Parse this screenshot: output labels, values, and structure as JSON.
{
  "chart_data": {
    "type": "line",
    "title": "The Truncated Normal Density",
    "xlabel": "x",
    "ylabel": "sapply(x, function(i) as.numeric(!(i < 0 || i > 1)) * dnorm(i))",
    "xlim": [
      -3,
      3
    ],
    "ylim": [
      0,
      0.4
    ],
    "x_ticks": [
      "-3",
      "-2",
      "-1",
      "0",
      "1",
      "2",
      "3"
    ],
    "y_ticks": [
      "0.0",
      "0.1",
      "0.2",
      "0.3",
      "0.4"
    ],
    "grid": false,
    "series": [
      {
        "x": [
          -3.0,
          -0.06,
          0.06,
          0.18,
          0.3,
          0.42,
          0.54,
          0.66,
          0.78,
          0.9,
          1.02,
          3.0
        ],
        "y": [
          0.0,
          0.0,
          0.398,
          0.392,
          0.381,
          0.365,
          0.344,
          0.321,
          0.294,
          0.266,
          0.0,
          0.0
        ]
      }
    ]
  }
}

=== Your task ===
All of the entries above need to be reproduced exactly.

=== Reply to the task ===
Parse this screenshot: output labels, values, and structure as JSON.
{
  "chart_data": {
    "type": "line",
    "title": "The Truncated Normal Density",
    "xlabel": "x",
    "ylabel": "sapply(x, function(i) as.numeric(!(i < 0 || i > 1)) * dnorm(i))",
    "xlim": [
      -3,
      3
    ],
    "ylim": [
      0,
      0.4
    ],
    "x_ticks": [
      "-3",
      "-2",
      "-1",
      "0",
      "1",
      "2",
      "3"
    ],
    "y_ticks": [
      "0.0",
      "0.1",
      "0.2",
      "0.3",
      "0.4"
    ],
    "grid": false,
    "series": [
      {
        "x": [
          -3.0,
          -0.06,
          0.06,
          0.18,
          0.3,
          0.42,
          0.54,
          0.66,
          0.78,
          0.9,
          1.02,
          3.0
        ],
        "y": [
          0.0,
          0.0,
          0.398,
          0.392,
          0.381,
          0.365,
          0.344,
          0.321,
          0.294,
          0.266,
          0.0,
          0.0
        ]
      }
    ]
  }
}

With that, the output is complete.